__Directions__: Say how many lines include "track", with no words around the number.

▽

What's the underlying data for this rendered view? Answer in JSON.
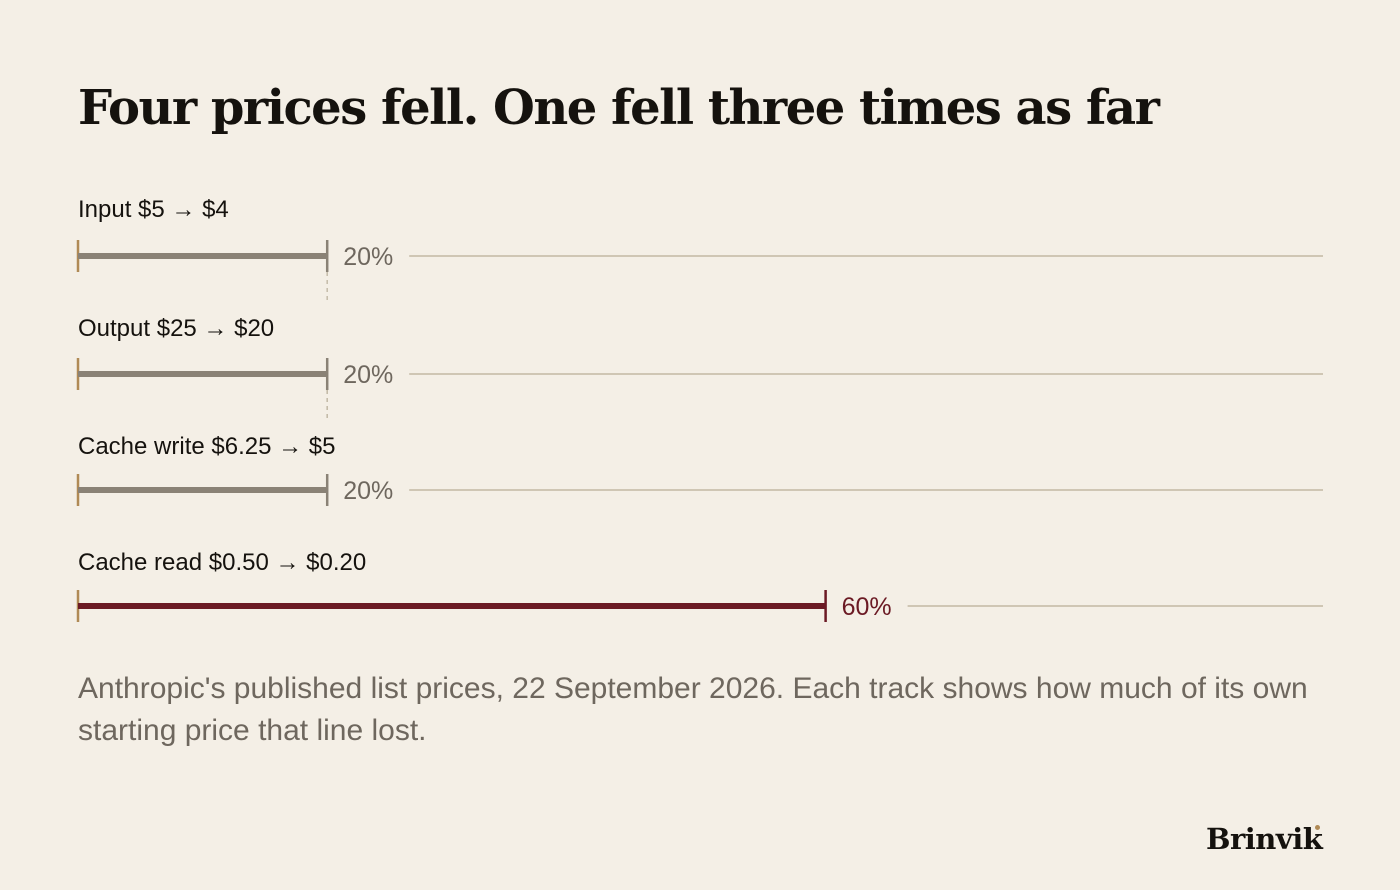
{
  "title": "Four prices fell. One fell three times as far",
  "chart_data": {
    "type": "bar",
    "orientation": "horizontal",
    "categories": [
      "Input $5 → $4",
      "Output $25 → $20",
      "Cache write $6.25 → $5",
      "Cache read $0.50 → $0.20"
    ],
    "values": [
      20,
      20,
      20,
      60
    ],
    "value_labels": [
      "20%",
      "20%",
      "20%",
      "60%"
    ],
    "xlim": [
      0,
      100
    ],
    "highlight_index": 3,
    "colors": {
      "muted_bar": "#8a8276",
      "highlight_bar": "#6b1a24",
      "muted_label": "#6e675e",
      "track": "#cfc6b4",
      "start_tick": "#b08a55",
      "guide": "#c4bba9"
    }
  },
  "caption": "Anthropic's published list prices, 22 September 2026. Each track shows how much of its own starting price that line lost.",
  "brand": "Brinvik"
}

△
▽

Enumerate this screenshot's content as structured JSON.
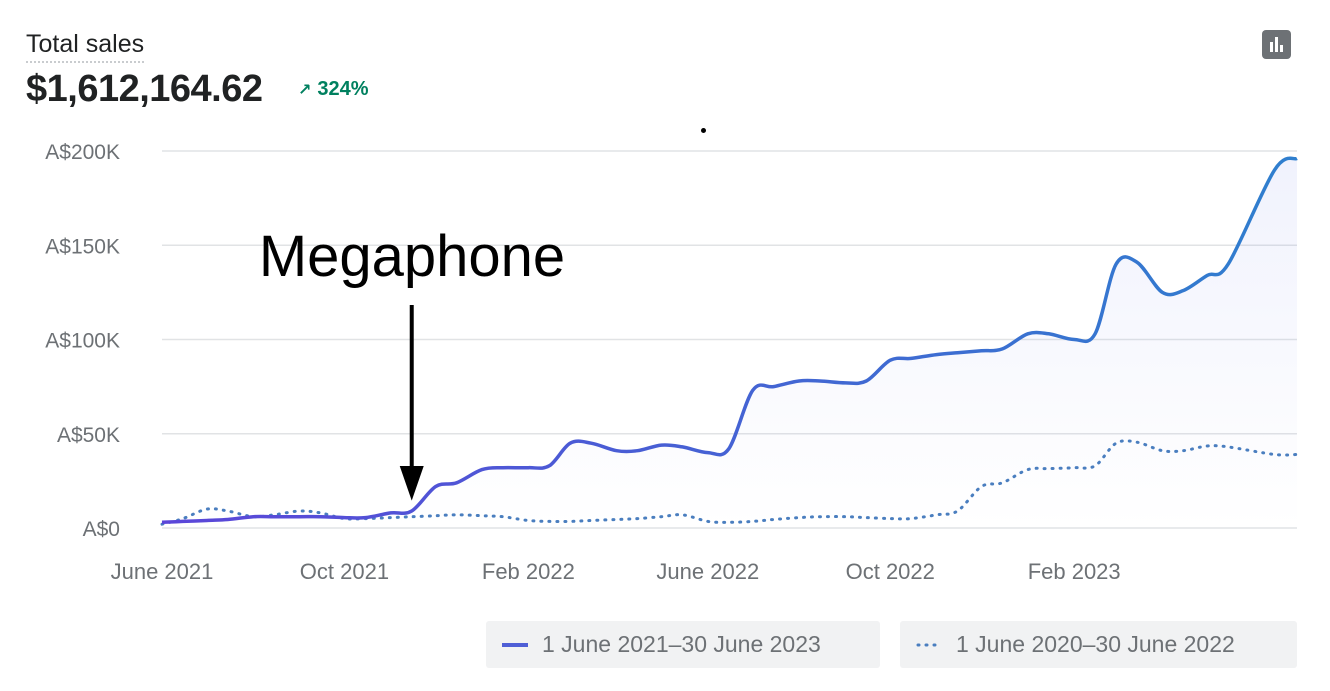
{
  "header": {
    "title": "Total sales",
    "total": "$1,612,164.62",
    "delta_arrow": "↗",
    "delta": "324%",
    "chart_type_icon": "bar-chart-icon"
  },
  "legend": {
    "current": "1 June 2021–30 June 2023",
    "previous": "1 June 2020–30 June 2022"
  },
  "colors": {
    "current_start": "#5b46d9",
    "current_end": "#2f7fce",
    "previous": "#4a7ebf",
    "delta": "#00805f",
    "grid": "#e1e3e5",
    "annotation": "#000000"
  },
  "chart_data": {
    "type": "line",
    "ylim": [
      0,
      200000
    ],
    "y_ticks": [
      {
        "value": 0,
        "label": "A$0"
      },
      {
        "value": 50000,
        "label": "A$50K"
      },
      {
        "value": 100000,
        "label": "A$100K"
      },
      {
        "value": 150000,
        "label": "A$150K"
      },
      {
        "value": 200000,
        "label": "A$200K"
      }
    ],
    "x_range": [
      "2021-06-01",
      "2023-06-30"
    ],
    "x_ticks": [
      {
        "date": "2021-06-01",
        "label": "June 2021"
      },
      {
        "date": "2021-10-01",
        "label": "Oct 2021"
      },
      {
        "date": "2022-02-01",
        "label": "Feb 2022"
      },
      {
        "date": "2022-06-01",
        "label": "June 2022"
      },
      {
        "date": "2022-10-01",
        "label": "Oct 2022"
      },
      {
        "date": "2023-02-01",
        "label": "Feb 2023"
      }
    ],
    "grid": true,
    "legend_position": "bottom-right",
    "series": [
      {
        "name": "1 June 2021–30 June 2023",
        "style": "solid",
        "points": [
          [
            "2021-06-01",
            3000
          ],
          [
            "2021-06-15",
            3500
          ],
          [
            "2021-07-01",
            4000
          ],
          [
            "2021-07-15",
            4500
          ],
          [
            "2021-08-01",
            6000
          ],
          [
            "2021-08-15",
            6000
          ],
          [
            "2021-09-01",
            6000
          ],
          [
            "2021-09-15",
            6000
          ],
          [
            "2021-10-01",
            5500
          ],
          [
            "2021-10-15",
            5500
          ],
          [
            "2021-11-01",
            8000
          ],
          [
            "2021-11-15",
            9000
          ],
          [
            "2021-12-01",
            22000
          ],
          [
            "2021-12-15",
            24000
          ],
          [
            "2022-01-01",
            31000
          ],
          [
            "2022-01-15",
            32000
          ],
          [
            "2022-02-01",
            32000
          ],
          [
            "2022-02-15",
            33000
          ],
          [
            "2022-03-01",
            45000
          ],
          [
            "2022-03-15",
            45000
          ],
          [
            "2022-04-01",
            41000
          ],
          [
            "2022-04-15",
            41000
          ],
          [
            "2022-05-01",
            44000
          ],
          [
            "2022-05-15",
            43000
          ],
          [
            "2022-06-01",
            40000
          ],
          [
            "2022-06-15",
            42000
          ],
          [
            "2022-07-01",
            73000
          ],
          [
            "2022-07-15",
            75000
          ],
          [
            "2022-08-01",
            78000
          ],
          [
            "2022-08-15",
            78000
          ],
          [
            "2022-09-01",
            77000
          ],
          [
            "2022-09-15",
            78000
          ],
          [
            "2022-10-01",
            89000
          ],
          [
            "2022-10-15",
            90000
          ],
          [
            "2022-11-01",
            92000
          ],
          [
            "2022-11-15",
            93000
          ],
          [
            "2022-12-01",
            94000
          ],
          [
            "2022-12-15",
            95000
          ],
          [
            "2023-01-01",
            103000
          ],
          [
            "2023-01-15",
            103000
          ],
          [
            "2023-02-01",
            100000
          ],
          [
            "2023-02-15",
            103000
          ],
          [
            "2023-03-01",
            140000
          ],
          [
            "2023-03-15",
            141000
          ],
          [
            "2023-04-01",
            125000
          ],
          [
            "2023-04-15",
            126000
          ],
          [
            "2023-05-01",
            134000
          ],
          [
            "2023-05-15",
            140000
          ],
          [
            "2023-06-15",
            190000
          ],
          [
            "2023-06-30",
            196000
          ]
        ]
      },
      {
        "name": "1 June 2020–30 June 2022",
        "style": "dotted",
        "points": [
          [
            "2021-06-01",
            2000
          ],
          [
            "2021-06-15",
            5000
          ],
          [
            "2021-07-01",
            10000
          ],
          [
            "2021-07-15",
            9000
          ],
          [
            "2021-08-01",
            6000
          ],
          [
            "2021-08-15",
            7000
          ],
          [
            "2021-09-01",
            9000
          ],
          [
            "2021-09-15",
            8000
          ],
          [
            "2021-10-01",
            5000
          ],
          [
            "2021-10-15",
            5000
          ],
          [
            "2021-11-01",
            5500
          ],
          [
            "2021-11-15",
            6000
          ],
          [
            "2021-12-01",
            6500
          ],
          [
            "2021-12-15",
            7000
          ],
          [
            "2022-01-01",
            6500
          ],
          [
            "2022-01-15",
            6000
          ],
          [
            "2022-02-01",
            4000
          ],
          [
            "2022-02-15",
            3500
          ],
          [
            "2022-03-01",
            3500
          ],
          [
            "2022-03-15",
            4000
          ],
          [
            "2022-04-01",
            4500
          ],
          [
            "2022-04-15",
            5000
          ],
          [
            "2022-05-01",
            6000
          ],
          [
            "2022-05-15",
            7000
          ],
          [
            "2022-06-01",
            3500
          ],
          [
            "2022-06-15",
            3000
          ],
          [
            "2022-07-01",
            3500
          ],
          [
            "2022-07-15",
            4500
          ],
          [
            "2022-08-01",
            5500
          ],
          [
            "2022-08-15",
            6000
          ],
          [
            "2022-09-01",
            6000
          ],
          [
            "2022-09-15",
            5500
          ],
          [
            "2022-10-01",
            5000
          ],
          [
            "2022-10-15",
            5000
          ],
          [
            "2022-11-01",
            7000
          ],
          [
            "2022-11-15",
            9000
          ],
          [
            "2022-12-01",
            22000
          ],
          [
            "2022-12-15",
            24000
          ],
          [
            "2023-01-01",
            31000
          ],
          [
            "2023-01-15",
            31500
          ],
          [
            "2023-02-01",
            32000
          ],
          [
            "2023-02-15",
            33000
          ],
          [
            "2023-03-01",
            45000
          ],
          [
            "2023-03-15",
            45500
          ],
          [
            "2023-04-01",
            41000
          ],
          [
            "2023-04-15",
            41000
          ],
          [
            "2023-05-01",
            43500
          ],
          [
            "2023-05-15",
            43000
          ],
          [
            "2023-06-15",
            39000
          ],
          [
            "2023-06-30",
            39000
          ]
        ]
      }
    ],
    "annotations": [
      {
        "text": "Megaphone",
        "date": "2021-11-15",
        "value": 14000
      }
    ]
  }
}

△
▽

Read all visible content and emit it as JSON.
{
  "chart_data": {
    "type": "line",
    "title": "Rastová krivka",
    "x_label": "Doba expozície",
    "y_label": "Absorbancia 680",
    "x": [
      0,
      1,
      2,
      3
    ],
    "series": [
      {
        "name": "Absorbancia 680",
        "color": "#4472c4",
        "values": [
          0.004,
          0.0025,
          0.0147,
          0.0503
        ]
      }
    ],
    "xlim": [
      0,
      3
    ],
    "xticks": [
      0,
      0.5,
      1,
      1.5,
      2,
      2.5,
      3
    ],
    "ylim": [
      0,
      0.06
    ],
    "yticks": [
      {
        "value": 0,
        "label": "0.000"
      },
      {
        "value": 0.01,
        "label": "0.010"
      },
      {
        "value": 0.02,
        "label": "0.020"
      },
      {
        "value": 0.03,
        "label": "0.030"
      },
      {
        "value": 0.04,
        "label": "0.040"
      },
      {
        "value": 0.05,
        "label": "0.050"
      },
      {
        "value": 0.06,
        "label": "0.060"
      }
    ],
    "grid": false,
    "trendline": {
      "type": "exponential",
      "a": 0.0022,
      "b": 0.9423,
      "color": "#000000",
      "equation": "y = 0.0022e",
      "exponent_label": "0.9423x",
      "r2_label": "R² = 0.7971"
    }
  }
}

△

__Written answer__: 2